§ **GOAL**: Copy the following items back out, every line unchanged.
=======
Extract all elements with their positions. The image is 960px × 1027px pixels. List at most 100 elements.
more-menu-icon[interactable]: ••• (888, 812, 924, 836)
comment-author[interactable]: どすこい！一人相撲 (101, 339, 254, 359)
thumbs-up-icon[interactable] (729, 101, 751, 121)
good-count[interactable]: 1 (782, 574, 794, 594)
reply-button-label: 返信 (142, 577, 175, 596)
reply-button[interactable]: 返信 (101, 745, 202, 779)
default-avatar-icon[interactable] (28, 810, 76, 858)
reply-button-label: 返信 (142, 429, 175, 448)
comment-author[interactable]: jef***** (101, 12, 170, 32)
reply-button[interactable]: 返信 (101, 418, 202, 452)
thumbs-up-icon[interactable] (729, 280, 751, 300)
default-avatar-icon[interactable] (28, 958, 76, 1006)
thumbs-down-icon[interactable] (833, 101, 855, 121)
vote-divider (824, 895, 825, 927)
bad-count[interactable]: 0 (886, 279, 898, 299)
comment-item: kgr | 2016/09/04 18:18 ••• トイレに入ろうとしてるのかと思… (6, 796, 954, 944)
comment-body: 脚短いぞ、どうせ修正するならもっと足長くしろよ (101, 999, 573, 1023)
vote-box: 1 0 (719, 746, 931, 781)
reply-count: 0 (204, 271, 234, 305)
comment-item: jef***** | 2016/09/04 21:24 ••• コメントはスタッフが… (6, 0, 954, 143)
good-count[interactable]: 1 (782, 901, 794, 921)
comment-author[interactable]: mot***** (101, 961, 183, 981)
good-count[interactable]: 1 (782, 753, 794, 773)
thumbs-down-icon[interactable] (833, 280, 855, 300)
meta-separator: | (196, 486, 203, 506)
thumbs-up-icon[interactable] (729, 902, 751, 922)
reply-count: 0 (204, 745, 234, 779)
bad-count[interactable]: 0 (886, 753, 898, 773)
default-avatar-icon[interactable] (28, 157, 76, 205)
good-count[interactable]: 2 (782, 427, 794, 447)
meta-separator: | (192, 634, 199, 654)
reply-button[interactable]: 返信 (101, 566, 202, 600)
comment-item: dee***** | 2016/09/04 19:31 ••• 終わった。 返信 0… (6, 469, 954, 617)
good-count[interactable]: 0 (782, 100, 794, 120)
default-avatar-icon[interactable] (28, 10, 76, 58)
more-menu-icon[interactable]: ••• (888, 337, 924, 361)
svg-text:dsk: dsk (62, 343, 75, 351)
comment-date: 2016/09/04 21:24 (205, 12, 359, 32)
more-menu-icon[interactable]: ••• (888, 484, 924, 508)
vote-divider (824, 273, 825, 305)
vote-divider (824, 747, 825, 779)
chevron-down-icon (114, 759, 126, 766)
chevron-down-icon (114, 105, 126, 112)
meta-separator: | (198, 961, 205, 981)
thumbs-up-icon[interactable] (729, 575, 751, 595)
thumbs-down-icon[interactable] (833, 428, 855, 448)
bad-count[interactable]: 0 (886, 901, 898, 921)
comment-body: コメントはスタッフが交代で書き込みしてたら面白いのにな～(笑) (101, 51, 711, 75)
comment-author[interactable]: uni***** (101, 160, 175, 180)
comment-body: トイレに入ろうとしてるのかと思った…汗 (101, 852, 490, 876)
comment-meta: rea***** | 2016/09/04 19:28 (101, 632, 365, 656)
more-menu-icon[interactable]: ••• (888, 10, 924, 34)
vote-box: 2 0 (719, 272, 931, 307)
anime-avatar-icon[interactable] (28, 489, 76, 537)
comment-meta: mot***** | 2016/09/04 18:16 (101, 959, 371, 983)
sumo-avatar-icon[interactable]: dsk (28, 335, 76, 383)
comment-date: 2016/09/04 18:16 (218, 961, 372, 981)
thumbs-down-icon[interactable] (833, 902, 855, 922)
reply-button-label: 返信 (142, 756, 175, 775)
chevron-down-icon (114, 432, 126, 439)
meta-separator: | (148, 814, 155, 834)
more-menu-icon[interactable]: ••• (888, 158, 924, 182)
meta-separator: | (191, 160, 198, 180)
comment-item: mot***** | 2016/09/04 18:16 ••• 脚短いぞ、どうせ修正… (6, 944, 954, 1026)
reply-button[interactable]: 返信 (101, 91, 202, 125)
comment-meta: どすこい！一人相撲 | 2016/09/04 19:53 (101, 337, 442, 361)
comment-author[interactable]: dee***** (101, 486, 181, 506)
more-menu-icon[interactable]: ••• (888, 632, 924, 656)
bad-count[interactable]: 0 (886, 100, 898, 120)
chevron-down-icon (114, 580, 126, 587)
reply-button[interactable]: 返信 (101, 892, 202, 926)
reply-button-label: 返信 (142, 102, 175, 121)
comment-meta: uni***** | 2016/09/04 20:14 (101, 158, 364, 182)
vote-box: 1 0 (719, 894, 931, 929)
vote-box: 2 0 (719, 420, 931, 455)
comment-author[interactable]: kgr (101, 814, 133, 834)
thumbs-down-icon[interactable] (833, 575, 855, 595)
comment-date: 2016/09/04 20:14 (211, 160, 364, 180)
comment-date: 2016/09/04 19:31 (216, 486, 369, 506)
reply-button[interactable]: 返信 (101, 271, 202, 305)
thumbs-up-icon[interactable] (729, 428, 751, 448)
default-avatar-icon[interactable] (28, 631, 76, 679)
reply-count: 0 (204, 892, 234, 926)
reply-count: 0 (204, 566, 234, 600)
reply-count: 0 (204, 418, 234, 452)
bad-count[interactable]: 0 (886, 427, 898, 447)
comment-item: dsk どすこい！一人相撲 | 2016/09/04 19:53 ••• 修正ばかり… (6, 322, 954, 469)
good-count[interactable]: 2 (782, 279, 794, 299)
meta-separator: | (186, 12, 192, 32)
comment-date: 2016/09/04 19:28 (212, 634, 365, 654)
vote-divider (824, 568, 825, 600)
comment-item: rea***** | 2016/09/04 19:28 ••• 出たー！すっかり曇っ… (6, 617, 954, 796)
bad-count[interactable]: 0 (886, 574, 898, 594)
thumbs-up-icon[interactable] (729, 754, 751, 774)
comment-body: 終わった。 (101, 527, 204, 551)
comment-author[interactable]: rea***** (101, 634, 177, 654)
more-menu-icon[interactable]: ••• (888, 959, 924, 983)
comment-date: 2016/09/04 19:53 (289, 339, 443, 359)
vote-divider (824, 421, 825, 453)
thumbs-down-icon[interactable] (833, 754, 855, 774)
=======
§ **RESPONSE TO THE EXERCISE**:
Extract all elements with their positions. The image is 960px × 1027px pixels. List at most 100 elements.
more-menu-icon[interactable]: ••• (888, 812, 924, 836)
comment-author[interactable]: どすこい！一人相撲 (101, 339, 254, 359)
thumbs-up-icon[interactable] (729, 101, 751, 121)
good-count[interactable]: 1 (782, 574, 794, 594)
reply-button-label: 返信 (142, 577, 175, 596)
reply-button[interactable]: 返信 (101, 745, 202, 779)
default-avatar-icon[interactable] (28, 810, 76, 858)
reply-button-label: 返信 (142, 429, 175, 448)
comment-author[interactable]: jef***** (101, 12, 170, 32)
reply-button[interactable]: 返信 (101, 418, 202, 452)
thumbs-up-icon[interactable] (729, 280, 751, 300)
default-avatar-icon[interactable] (28, 958, 76, 1006)
thumbs-down-icon[interactable] (833, 101, 855, 121)
vote-divider (824, 895, 825, 927)
bad-count[interactable]: 0 (886, 279, 898, 299)
comment-item: kgr | 2016/09/04 18:18 ••• トイレに入ろうとしてるのかと思… (6, 796, 954, 944)
comment-body: 脚短いぞ、どうせ修正するならもっと足長くしろよ (101, 999, 573, 1023)
vote-box: 1 0 (719, 746, 931, 781)
reply-count: 0 (204, 271, 234, 305)
comment-item: jef***** | 2016/09/04 21:24 ••• コメントはスタッフが… (6, 0, 954, 143)
good-count[interactable]: 1 (782, 901, 794, 921)
comment-author[interactable]: mot***** (101, 961, 183, 981)
good-count[interactable]: 1 (782, 753, 794, 773)
thumbs-down-icon[interactable] (833, 280, 855, 300)
meta-separator: | (196, 486, 203, 506)
thumbs-up-icon[interactable] (729, 902, 751, 922)
reply-count: 0 (204, 745, 234, 779)
bad-count[interactable]: 0 (886, 753, 898, 773)
default-avatar-icon[interactable] (28, 157, 76, 205)
good-count[interactable]: 2 (782, 427, 794, 447)
meta-separator: | (192, 634, 199, 654)
reply-button[interactable]: 返信 (101, 566, 202, 600)
comment-item: dee***** | 2016/09/04 19:31 ••• 終わった。 返信 0… (6, 469, 954, 617)
good-count[interactable]: 0 (782, 100, 794, 120)
default-avatar-icon[interactable] (28, 10, 76, 58)
more-menu-icon[interactable]: ••• (888, 337, 924, 361)
svg-text:dsk: dsk (62, 343, 75, 351)
comment-date: 2016/09/04 21:24 (205, 12, 359, 32)
more-menu-icon[interactable]: ••• (888, 484, 924, 508)
vote-divider (824, 273, 825, 305)
vote-divider (824, 747, 825, 779)
chevron-down-icon (114, 759, 126, 766)
chevron-down-icon (114, 105, 126, 112)
meta-separator: | (198, 961, 205, 981)
thumbs-up-icon[interactable] (729, 575, 751, 595)
thumbs-down-icon[interactable] (833, 428, 855, 448)
bad-count[interactable]: 0 (886, 901, 898, 921)
comment-body: コメントはスタッフが交代で書き込みしてたら面白いのにな～(笑) (101, 51, 711, 75)
comment-author[interactable]: uni***** (101, 160, 175, 180)
comment-body: トイレに入ろうとしてるのかと思った…汗 (101, 852, 490, 876)
comment-meta: rea***** | 2016/09/04 19:28 (101, 632, 365, 656)
more-menu-icon[interactable]: ••• (888, 10, 924, 34)
vote-box: 2 0 (719, 272, 931, 307)
anime-avatar-icon[interactable] (28, 489, 76, 537)
comment-meta: mot***** | 2016/09/04 18:16 (101, 959, 371, 983)
sumo-avatar-icon[interactable]: dsk (28, 335, 76, 383)
comment-date: 2016/09/04 18:16 (218, 961, 372, 981)
thumbs-down-icon[interactable] (833, 902, 855, 922)
reply-button-label: 返信 (142, 756, 175, 775)
chevron-down-icon (114, 432, 126, 439)
meta-separator: | (148, 814, 155, 834)
more-menu-icon[interactable]: ••• (888, 158, 924, 182)
meta-separator: | (191, 160, 198, 180)
comment-item: mot***** | 2016/09/04 18:16 ••• 脚短いぞ、どうせ修正… (6, 944, 954, 1026)
reply-button[interactable]: 返信 (101, 91, 202, 125)
comment-meta: どすこい！一人相撲 | 2016/09/04 19:53 (101, 337, 442, 361)
comment-author[interactable]: dee***** (101, 486, 181, 506)
more-menu-icon[interactable]: ••• (888, 632, 924, 656)
bad-count[interactable]: 0 (886, 100, 898, 120)
chevron-down-icon (114, 580, 126, 587)
reply-button[interactable]: 返信 (101, 892, 202, 926)
reply-button-label: 返信 (142, 102, 175, 121)
comment-meta: uni***** | 2016/09/04 20:14 (101, 158, 364, 182)
vote-box: 1 0 (719, 894, 931, 929)
vote-box: 2 0 (719, 420, 931, 455)
comment-author[interactable]: kgr (101, 814, 133, 834)
thumbs-down-icon[interactable] (833, 575, 855, 595)
comment-date: 2016/09/04 20:14 (211, 160, 364, 180)
comment-date: 2016/09/04 19:31 (216, 486, 369, 506)
reply-button[interactable]: 返信 (101, 271, 202, 305)
thumbs-up-icon[interactable] (729, 428, 751, 448)
default-avatar-icon[interactable] (28, 631, 76, 679)
reply-count: 0 (204, 892, 234, 926)
reply-count: 0 (204, 566, 234, 600)
reply-count: 0 (204, 418, 234, 452)
bad-count[interactable]: 0 (886, 427, 898, 447)
comment-item: dsk どすこい！一人相撲 | 2016/09/04 19:53 ••• 修正ばかり… (6, 322, 954, 469)
good-count[interactable]: 2 (782, 279, 794, 299)
meta-separator: | (186, 12, 192, 32)
comment-date: 2016/09/04 19:28 (212, 634, 365, 654)
vote-divider (824, 568, 825, 600)
comment-item: rea***** | 2016/09/04 19:28 ••• 出たー！すっかり曇っ… (6, 617, 954, 796)
bad-count[interactable]: 0 (886, 574, 898, 594)
thumbs-up-icon[interactable] (729, 754, 751, 774)
comment-body: 終わった。 (101, 527, 204, 551)
comment-author[interactable]: rea***** (101, 634, 177, 654)
more-menu-icon[interactable]: ••• (888, 959, 924, 983)
comment-date: 2016/09/04 19:53 (289, 339, 443, 359)
vote-divider (824, 421, 825, 453)
thumbs-down-icon[interactable] (833, 754, 855, 774)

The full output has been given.